## PROBLEM DETAILS:
Transcribe all the entries word for word, omitting any pictures they contain.

## RECORDED DATA:
____

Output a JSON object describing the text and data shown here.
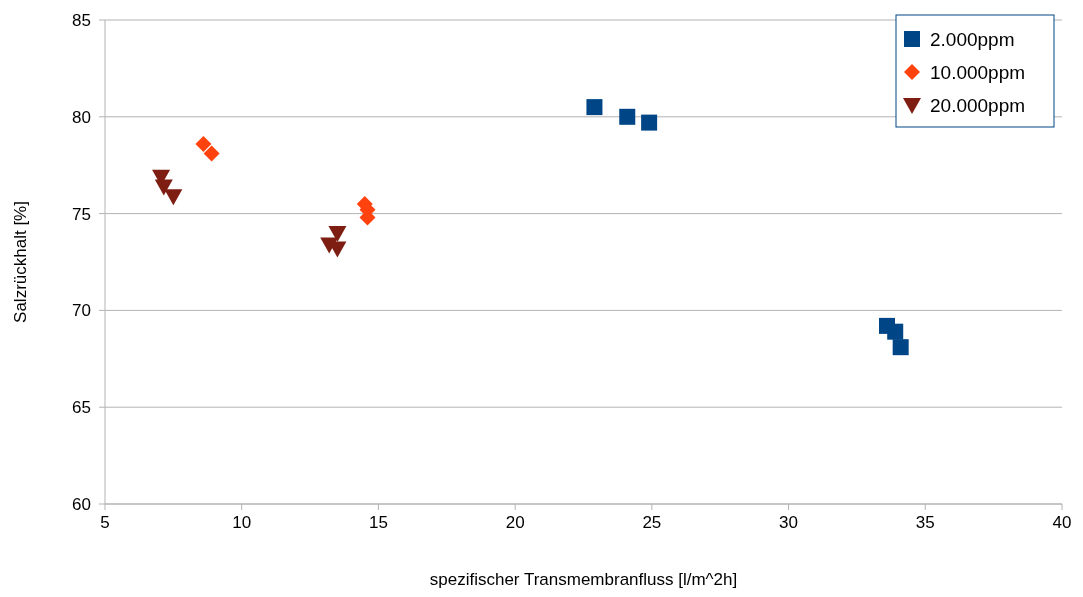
{
  "chart_data": {
    "type": "scatter",
    "xlabel": "spezifischer Transmembranfluss [l/m^2h]",
    "ylabel": "Salzrückhalt [%]",
    "xlim": [
      5,
      40
    ],
    "xticks": [
      5,
      10,
      15,
      20,
      25,
      30,
      35,
      40
    ],
    "ylim": [
      60,
      85
    ],
    "yticks": [
      60,
      65,
      70,
      75,
      80,
      85
    ],
    "grid": "y",
    "legend": "top right",
    "series": [
      {
        "name": "2.000ppm",
        "color": "#004586",
        "marker": "square",
        "x": [
          22.9,
          24.1,
          24.9,
          33.6,
          33.9,
          34.1
        ],
        "values": [
          80.5,
          80.0,
          79.7,
          69.2,
          68.9,
          68.1
        ]
      },
      {
        "name": "10.000ppm",
        "color": "#ff420e",
        "marker": "diamond",
        "x": [
          8.6,
          8.9,
          14.5,
          14.6,
          14.6
        ],
        "values": [
          78.6,
          78.1,
          75.5,
          75.2,
          74.8
        ]
      },
      {
        "name": "20.000ppm",
        "color": "#7e1e12",
        "marker": "triangle",
        "x": [
          7.05,
          7.15,
          7.5,
          13.5,
          13.2,
          13.5
        ],
        "values": [
          76.9,
          76.4,
          75.9,
          74.0,
          73.4,
          73.2
        ]
      }
    ]
  }
}
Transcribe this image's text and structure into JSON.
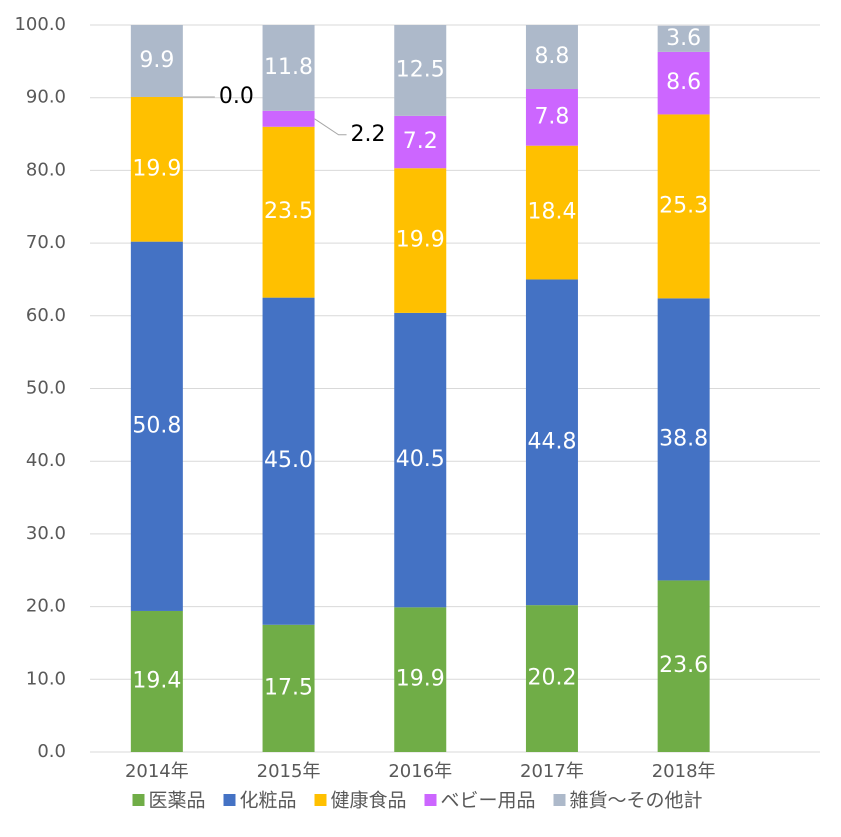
{
  "chart_data": {
    "type": "stacked_bar",
    "categories": [
      "2014年",
      "2015年",
      "2016年",
      "2017年",
      "2018年"
    ],
    "series": [
      {
        "name": "医薬品",
        "color": "#70ad47",
        "values": [
          19.4,
          17.5,
          19.9,
          20.2,
          23.6
        ]
      },
      {
        "name": "化粧品",
        "color": "#4472c4",
        "values": [
          50.8,
          45.0,
          40.5,
          44.8,
          38.8
        ],
        "value_labels": [
          "50.8",
          "45.0",
          "40.5",
          "44.8",
          "38.8"
        ]
      },
      {
        "name": "健康食品",
        "color": "#ffc000",
        "values": [
          19.9,
          23.5,
          19.9,
          18.4,
          25.3
        ]
      },
      {
        "name": "ベビー用品",
        "color": "#cc66ff",
        "values": [
          0.0,
          2.2,
          7.2,
          7.8,
          8.6
        ],
        "value_labels": [
          "0.0",
          "2.2",
          "7.2",
          "7.8",
          "8.6"
        ]
      },
      {
        "name": "雑貨～その他計",
        "color": "#adb9ca",
        "values": [
          9.9,
          11.8,
          12.5,
          8.8,
          3.6
        ]
      }
    ],
    "ylim": [
      0,
      100
    ],
    "yticks": [
      {
        "value": 0,
        "label": "0.0"
      },
      {
        "value": 10,
        "label": "10.0"
      },
      {
        "value": 20,
        "label": "20.0"
      },
      {
        "value": 30,
        "label": "30.0"
      },
      {
        "value": 40,
        "label": "40.0"
      },
      {
        "value": 50,
        "label": "50.0"
      },
      {
        "value": 60,
        "label": "60.0"
      },
      {
        "value": 70,
        "label": "70.0"
      },
      {
        "value": 80,
        "label": "80.0"
      },
      {
        "value": 90,
        "label": "90.0"
      },
      {
        "value": 100,
        "label": "100.0"
      }
    ],
    "grid": true,
    "legend": "bottom"
  }
}
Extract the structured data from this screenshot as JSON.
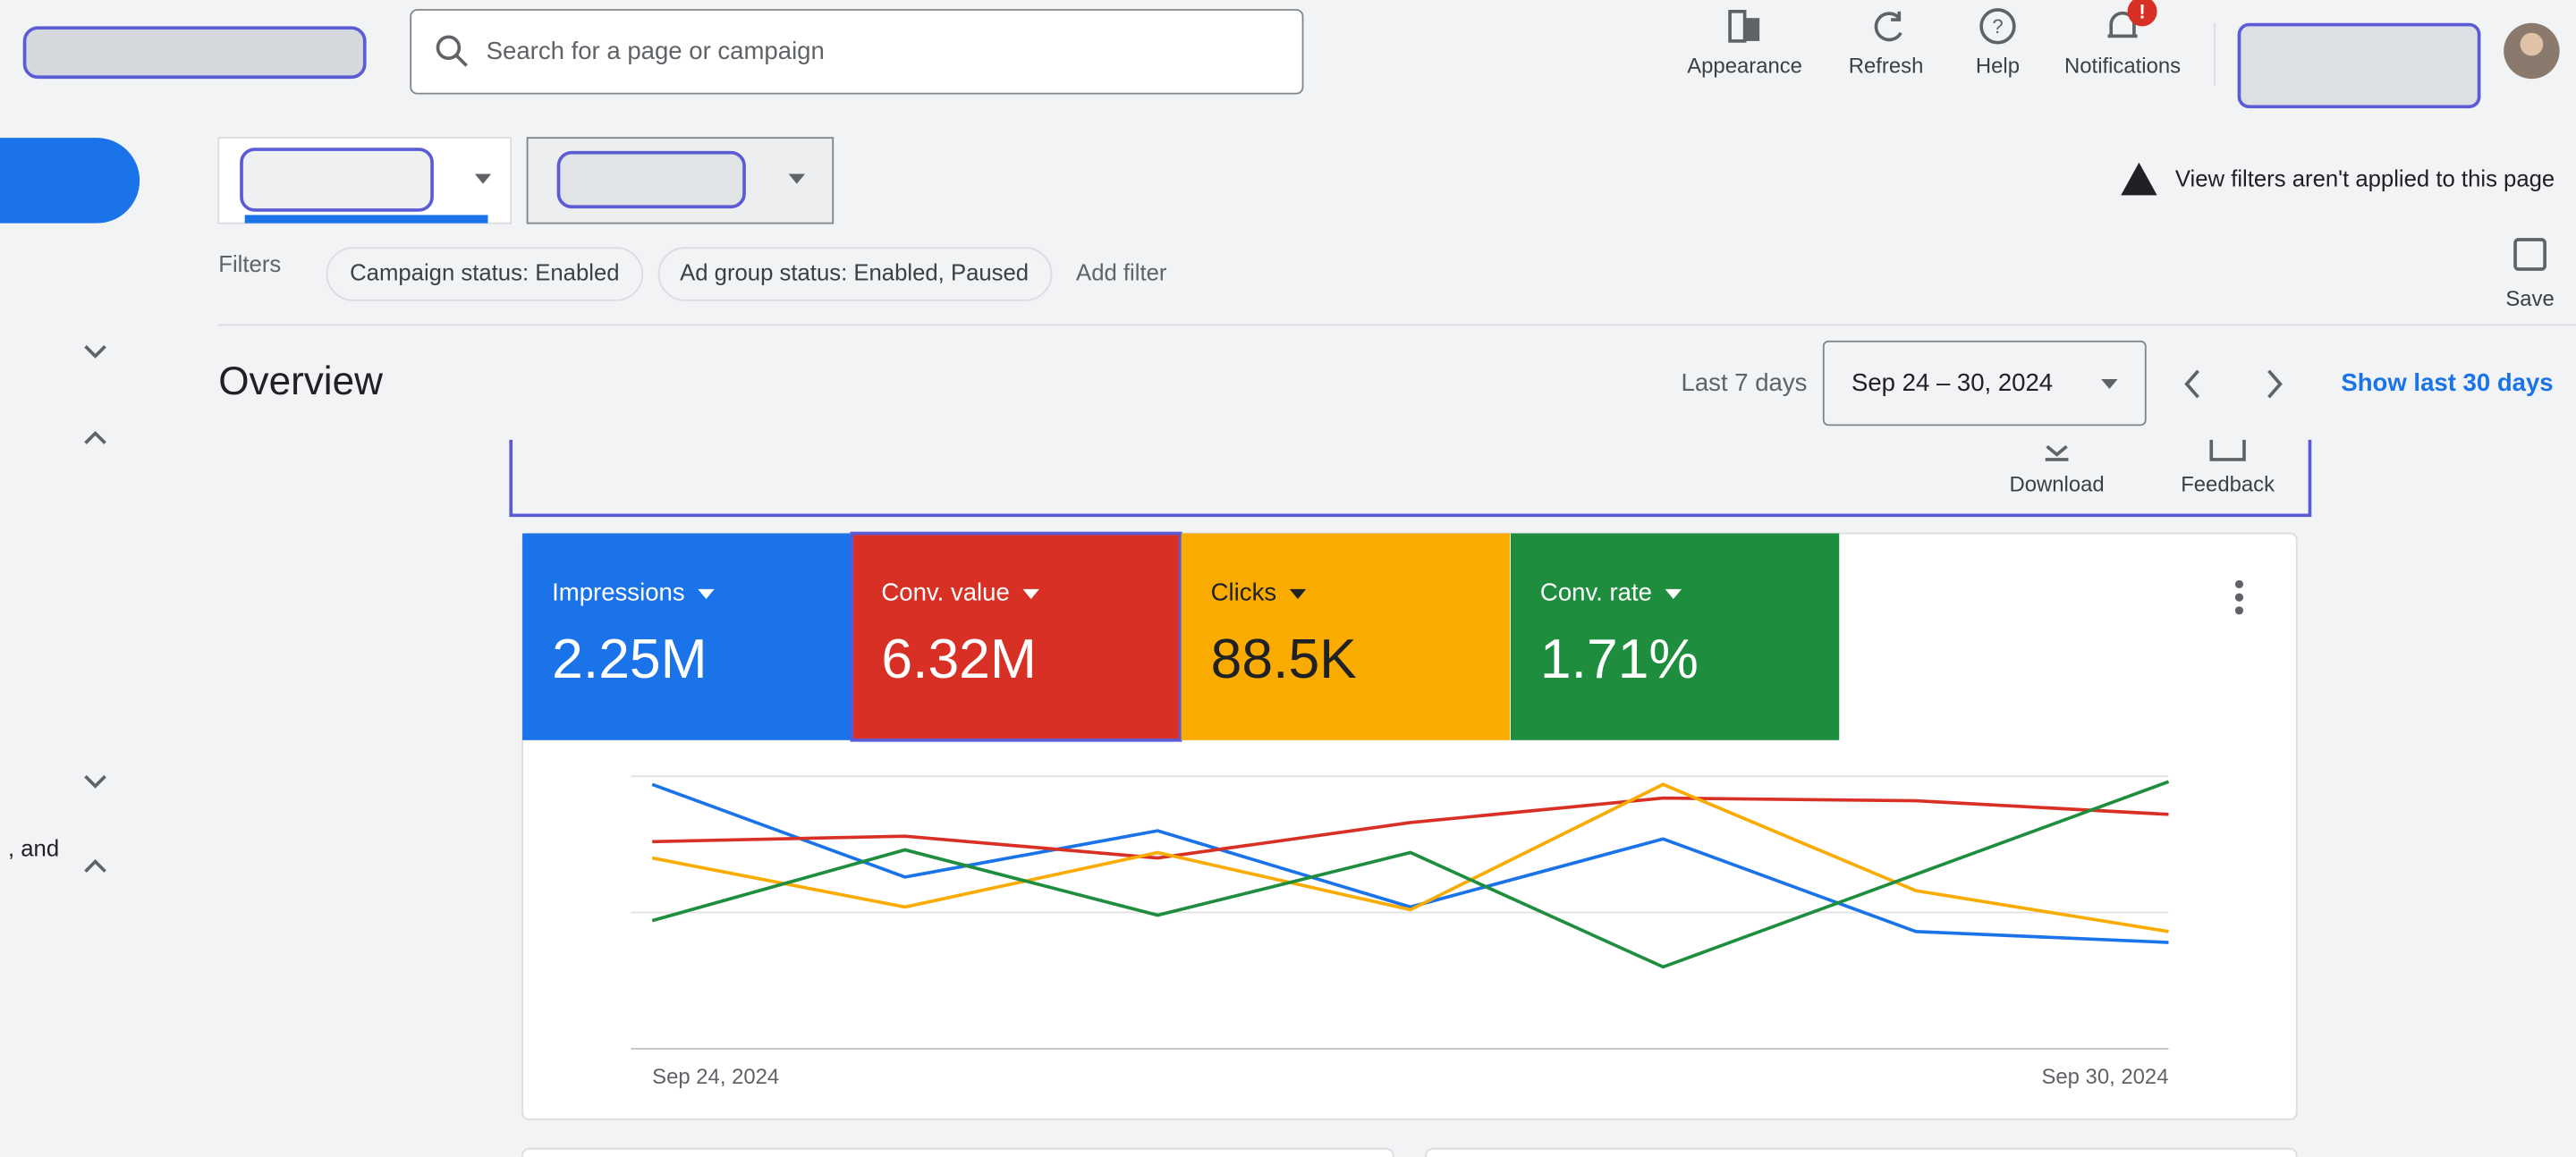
{
  "header": {
    "search_placeholder": "Search for a page or campaign",
    "buttons": [
      "Appearance",
      "Refresh",
      "Help",
      "Notifications"
    ],
    "notification_badge": "!"
  },
  "notice": "View filters aren't applied to this page",
  "filters": {
    "label": "Filters",
    "chips": [
      "Campaign status: Enabled",
      "Ad group status: Enabled, Paused"
    ],
    "add": "Add filter",
    "save": "Save"
  },
  "sidebar_text": ", and",
  "overview": {
    "title": "Overview",
    "range_label": "Last 7 days",
    "date_range": "Sep 24 – 30, 2024",
    "show_more": "Show last 30 days",
    "download": "Download",
    "feedback": "Feedback"
  },
  "chart_data": {
    "type": "line",
    "categories": [
      "Sep 24, 2024",
      null,
      null,
      null,
      null,
      null,
      "Sep 30, 2024"
    ],
    "ylim": [
      0,
      100
    ],
    "yticks": [
      0,
      50,
      100
    ],
    "grid": true,
    "series": [
      {
        "name": "Impressions",
        "total": "2.25M",
        "color": "#1a73e8",
        "values": [
          97,
          63,
          80,
          52,
          77,
          43,
          39
        ]
      },
      {
        "name": "Conv. value",
        "total": "6.32M",
        "color": "#d93025",
        "values": [
          76,
          78,
          70,
          83,
          92,
          91,
          86
        ]
      },
      {
        "name": "Clicks",
        "total": "88.5K",
        "color": "#f9ab00",
        "values": [
          70,
          52,
          72,
          51,
          97,
          58,
          43
        ]
      },
      {
        "name": "Conv. rate",
        "total": "1.71%",
        "color": "#1e8e3e",
        "values": [
          47,
          73,
          49,
          72,
          30,
          64,
          98
        ]
      }
    ]
  }
}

____

## FINISHED EXERCISE:
Output a JSON object describing the text and data shown here.
{
  "chart_data": {
    "type": "scatter",
    "xlabel": "spezifischer Transmembranfluss [l/m^2h]",
    "ylabel": "Salzrückhalt [%]",
    "xlim": [
      5,
      40
    ],
    "xticks": [
      5,
      10,
      15,
      20,
      25,
      30,
      35,
      40
    ],
    "ylim": [
      60,
      85
    ],
    "yticks": [
      60,
      65,
      70,
      75,
      80,
      85
    ],
    "grid": "y",
    "legend": "top right",
    "series": [
      {
        "name": "2.000ppm",
        "color": "#004586",
        "marker": "square",
        "x": [
          22.9,
          24.1,
          24.9,
          33.6,
          33.9,
          34.1
        ],
        "values": [
          80.5,
          80.0,
          79.7,
          69.2,
          68.9,
          68.1
        ]
      },
      {
        "name": "10.000ppm",
        "color": "#ff420e",
        "marker": "diamond",
        "x": [
          8.6,
          8.9,
          14.5,
          14.6,
          14.6
        ],
        "values": [
          78.6,
          78.1,
          75.5,
          75.2,
          74.8
        ]
      },
      {
        "name": "20.000ppm",
        "color": "#7e1e12",
        "marker": "triangle",
        "x": [
          7.05,
          7.15,
          7.5,
          13.5,
          13.2,
          13.5
        ],
        "values": [
          76.9,
          76.4,
          75.9,
          74.0,
          73.4,
          73.2
        ]
      }
    ]
  }
}
Transcribe this image's text and structure into JSON.
{
  "chart_data": {
    "type": "stacked_bar",
    "categories": [
      "2014年",
      "2015年",
      "2016年",
      "2017年",
      "2018年"
    ],
    "series": [
      {
        "name": "医薬品",
        "color": "#70ad47",
        "values": [
          19.4,
          17.5,
          19.9,
          20.2,
          23.6
        ]
      },
      {
        "name": "化粧品",
        "color": "#4472c4",
        "values": [
          50.8,
          45.0,
          40.5,
          44.8,
          38.8
        ],
        "value_labels": [
          "50.8",
          "45.0",
          "40.5",
          "44.8",
          "38.8"
        ]
      },
      {
        "name": "健康食品",
        "color": "#ffc000",
        "values": [
          19.9,
          23.5,
          19.9,
          18.4,
          25.3
        ]
      },
      {
        "name": "ベビー用品",
        "color": "#cc66ff",
        "values": [
          0.0,
          2.2,
          7.2,
          7.8,
          8.6
        ],
        "value_labels": [
          "0.0",
          "2.2",
          "7.2",
          "7.8",
          "8.6"
        ]
      },
      {
        "name": "雑貨～その他計",
        "color": "#adb9ca",
        "values": [
          9.9,
          11.8,
          12.5,
          8.8,
          3.6
        ]
      }
    ],
    "ylim": [
      0,
      100
    ],
    "yticks": [
      {
        "value": 0,
        "label": "0.0"
      },
      {
        "value": 10,
        "label": "10.0"
      },
      {
        "value": 20,
        "label": "20.0"
      },
      {
        "value": 30,
        "label": "30.0"
      },
      {
        "value": 40,
        "label": "40.0"
      },
      {
        "value": 50,
        "label": "50.0"
      },
      {
        "value": 60,
        "label": "60.0"
      },
      {
        "value": 70,
        "label": "70.0"
      },
      {
        "value": 80,
        "label": "80.0"
      },
      {
        "value": 90,
        "label": "90.0"
      },
      {
        "value": 100,
        "label": "100.0"
      }
    ],
    "grid": true,
    "legend": "bottom"
  }
}
Extract the structured data from this screenshot as JSON.
{
  "header": {
    "search_placeholder": "Search for a page or campaign",
    "buttons": [
      "Appearance",
      "Refresh",
      "Help",
      "Notifications"
    ],
    "notification_badge": "!"
  },
  "notice": "View filters aren't applied to this page",
  "filters": {
    "label": "Filters",
    "chips": [
      "Campaign status: Enabled",
      "Ad group status: Enabled, Paused"
    ],
    "add": "Add filter",
    "save": "Save"
  },
  "sidebar_text": ", and",
  "overview": {
    "title": "Overview",
    "range_label": "Last 7 days",
    "date_range": "Sep 24 – 30, 2024",
    "show_more": "Show last 30 days",
    "download": "Download",
    "feedback": "Feedback"
  },
  "chart_data": {
    "type": "line",
    "categories": [
      "Sep 24, 2024",
      null,
      null,
      null,
      null,
      null,
      "Sep 30, 2024"
    ],
    "ylim": [
      0,
      100
    ],
    "yticks": [
      0,
      50,
      100
    ],
    "grid": true,
    "series": [
      {
        "name": "Impressions",
        "total": "2.25M",
        "color": "#1a73e8",
        "values": [
          97,
          63,
          80,
          52,
          77,
          43,
          39
        ]
      },
      {
        "name": "Conv. value",
        "total": "6.32M",
        "color": "#d93025",
        "values": [
          76,
          78,
          70,
          83,
          92,
          91,
          86
        ]
      },
      {
        "name": "Clicks",
        "total": "88.5K",
        "color": "#f9ab00",
        "values": [
          70,
          52,
          72,
          51,
          97,
          58,
          43
        ]
      },
      {
        "name": "Conv. rate",
        "total": "1.71%",
        "color": "#1e8e3e",
        "values": [
          47,
          73,
          49,
          72,
          30,
          64,
          98
        ]
      }
    ]
  }
}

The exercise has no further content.